**DOCUMENT SOURCE:**
Magloire Saint-Aude

Né à Port-au-Prince, en Haïti, Clément Magloire (1912-1971) adopte le pseudonyme de Magloire-Saint-Aude vers 1940. En 1941, Dialogue de mes lampes et Tabou conjuguent, dans une fulgurante invention verbale, le symbolisme de sa jeunesse et la découverte du surréalisme. D'une intensité exceptionnelle, ces courtes pièces font entrer Magloire-Saint-Aude dans la légende. En 1944, il rencontre Aimé Césaire. En 1945 et 1946, il fréquente André Breton, qui séjourne en Haïti, ainsi que Wifredo Lam.
Cette édition rassemble pour la première fois une des œuvres essentielles du XXe siècle, " le langage et l'attitude poétique y étant pour moi, dira André Breton, constamment portés à leur point suprême ".
Quand en 1941-42 Aimé Césaire suscite l'admiration des surréalistes avec le Cahier d'un retour au pays natal, il partage leur vibrant émerveillement d'exilés pour la poésie d'Amérique avec un autre poète, haïtien celui-ci, Clément Magloire-Saint-Aude.
D'une génération l'autre, les surréalistes ne cesseront de vouer un véritable culte à ce poète haïtien, à la destinée pourtant très dissemblable de celle d'Aimé Césaire.

**EXTRAIT DES DONNÉES:**
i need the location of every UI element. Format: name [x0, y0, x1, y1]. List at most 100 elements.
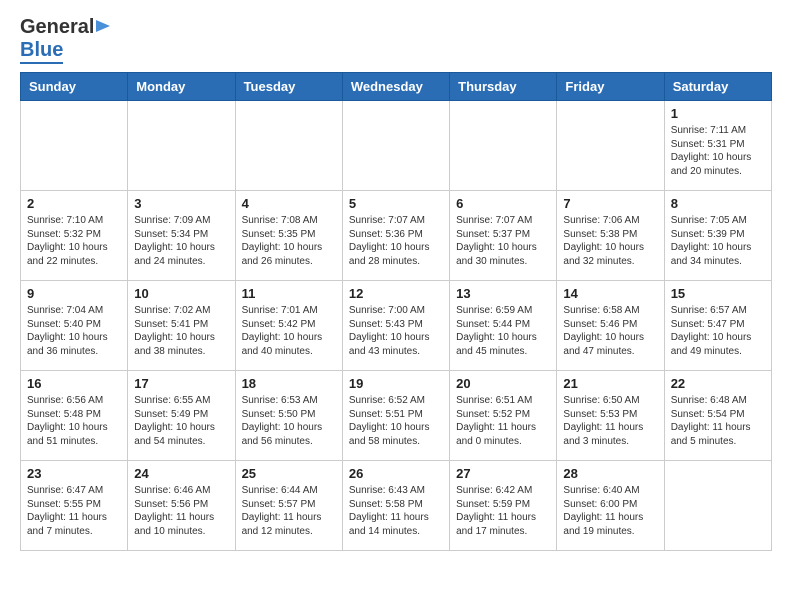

**CONSIGNE DONNÉE:** Pourriez-vous recopier fidèlement le passage du texte sur Magloire Saint-Aude qui va de « Cette édition rassemble » à « celle d'Aimé Césaire. » ?

**RÉSULTAT:**
Cette édition rassemble pour la première fois une des œuvres essentielles du XXe siècle, " le langage et l'attitude poétique y étant pour moi, dira André Breton, constamment portés à leur point suprême ".
Quand en 1941-42 Aimé Césaire suscite l'admiration des surréalistes avec le Cahier d'un retour au pays natal, il partage leur vibrant émerveillement d'exilés pour la poésie d'Amérique avec un autre poète, haïtien celui-ci, Clément Magloire-Saint-Aude.
D'une génération l'autre, les surréalistes ne cesseront de vouer un véritable culte à ce poète haïtien, à la destinée pourtant très dissemblable de celle d'Aimé Césaire.